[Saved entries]
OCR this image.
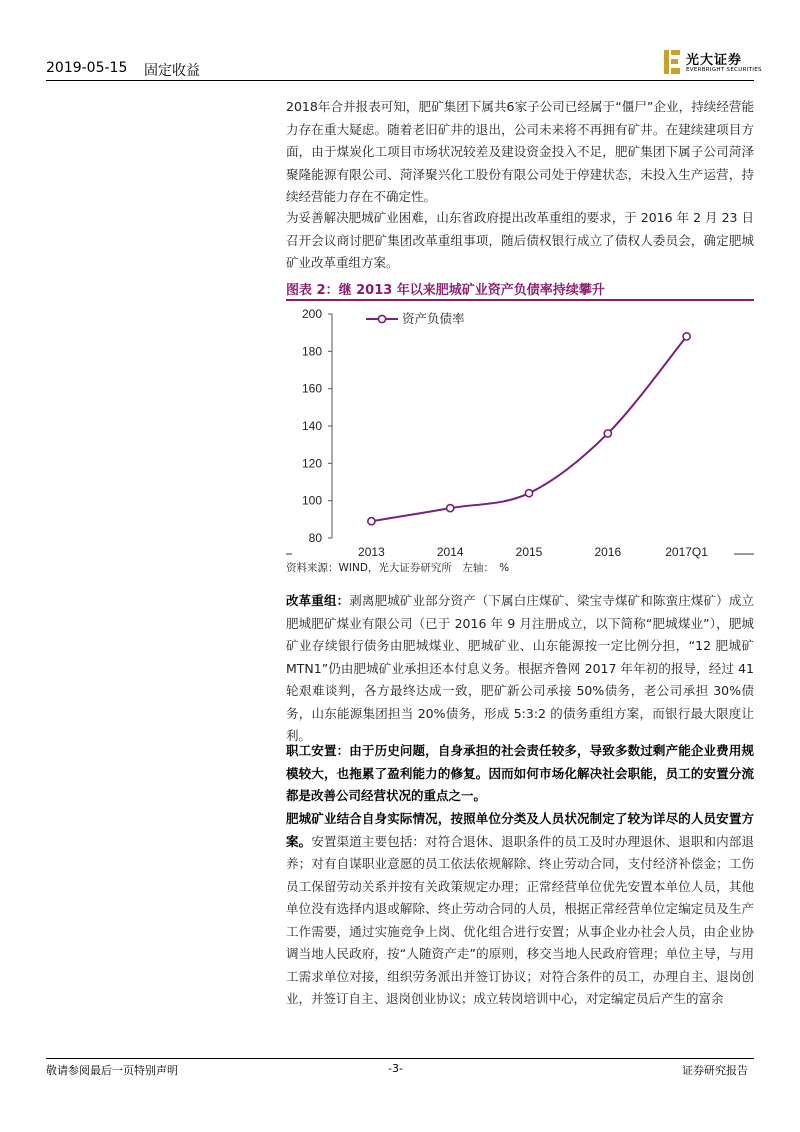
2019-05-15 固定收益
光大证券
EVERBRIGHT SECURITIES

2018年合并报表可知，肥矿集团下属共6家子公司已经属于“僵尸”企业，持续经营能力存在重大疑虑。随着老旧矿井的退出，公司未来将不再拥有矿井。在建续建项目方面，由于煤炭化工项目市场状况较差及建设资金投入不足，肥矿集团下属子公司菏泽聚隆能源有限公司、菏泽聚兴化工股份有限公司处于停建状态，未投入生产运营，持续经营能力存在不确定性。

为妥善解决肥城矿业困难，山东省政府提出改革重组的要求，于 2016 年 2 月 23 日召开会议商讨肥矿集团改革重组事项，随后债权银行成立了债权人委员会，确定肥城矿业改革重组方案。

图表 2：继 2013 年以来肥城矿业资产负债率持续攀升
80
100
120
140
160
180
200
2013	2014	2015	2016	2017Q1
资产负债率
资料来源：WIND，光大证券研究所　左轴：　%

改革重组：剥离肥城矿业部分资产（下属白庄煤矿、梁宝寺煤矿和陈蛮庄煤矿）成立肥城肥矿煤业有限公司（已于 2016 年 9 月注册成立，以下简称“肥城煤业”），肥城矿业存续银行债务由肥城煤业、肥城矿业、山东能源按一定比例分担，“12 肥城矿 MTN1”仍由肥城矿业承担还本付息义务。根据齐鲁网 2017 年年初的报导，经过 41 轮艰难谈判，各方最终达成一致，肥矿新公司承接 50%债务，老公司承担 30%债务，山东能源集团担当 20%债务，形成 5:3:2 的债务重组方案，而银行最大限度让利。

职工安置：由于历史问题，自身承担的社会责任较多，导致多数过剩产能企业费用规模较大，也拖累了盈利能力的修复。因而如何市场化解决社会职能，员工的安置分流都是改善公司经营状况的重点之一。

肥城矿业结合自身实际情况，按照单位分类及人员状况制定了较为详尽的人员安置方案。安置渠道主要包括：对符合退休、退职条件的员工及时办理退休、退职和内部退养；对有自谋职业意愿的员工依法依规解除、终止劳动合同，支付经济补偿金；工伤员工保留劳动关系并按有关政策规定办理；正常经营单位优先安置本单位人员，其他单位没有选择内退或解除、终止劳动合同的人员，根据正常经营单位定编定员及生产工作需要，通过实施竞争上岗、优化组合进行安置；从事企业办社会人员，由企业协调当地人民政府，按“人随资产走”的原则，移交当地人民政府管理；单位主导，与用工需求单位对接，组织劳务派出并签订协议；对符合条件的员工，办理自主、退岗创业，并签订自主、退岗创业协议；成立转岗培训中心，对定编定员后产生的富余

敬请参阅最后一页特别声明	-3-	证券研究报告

...

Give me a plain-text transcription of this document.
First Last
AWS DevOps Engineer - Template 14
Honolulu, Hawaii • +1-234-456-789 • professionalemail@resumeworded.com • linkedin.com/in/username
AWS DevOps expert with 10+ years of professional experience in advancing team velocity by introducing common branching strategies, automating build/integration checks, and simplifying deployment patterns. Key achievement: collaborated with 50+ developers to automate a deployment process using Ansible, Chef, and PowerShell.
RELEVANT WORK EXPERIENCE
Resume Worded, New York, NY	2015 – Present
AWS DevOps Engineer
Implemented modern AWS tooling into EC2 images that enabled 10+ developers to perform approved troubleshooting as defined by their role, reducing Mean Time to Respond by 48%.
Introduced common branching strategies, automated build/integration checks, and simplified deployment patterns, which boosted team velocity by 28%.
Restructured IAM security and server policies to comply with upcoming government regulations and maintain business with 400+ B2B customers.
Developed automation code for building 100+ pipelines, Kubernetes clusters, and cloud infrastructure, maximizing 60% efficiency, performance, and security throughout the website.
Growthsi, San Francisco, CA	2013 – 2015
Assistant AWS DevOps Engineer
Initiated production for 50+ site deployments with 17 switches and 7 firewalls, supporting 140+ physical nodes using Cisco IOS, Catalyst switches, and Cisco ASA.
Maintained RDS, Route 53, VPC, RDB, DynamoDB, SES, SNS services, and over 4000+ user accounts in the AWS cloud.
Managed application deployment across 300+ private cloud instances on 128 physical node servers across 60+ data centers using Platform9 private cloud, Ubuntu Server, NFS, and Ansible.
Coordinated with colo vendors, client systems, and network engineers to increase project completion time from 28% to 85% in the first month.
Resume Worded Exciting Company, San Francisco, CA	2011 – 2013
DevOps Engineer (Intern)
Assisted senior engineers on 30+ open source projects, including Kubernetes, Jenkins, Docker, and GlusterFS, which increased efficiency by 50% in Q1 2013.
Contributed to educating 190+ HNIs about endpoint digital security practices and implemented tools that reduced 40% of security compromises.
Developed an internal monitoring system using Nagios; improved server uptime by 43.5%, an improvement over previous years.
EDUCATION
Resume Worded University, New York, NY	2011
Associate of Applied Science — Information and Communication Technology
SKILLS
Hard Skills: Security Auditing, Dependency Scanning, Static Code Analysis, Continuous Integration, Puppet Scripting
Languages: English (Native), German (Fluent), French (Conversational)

* [Given instruction]
Check each line of the entries for the string "velocity". Copy the lines that have it.

* [Correct output]
AWS DevOps expert with 10+ years of professional experience in advancing team velocity by introducing common branching strategies, automating build/integration checks, and simplifying deployment patterns. Key achievement: collaborated with 50+ developers to automate a deployment process using Ansible, Chef, and PowerShell.
Introduced common branching strategies, automated build/integration checks, and simplified deployment patterns, which boosted team velocity by 28%.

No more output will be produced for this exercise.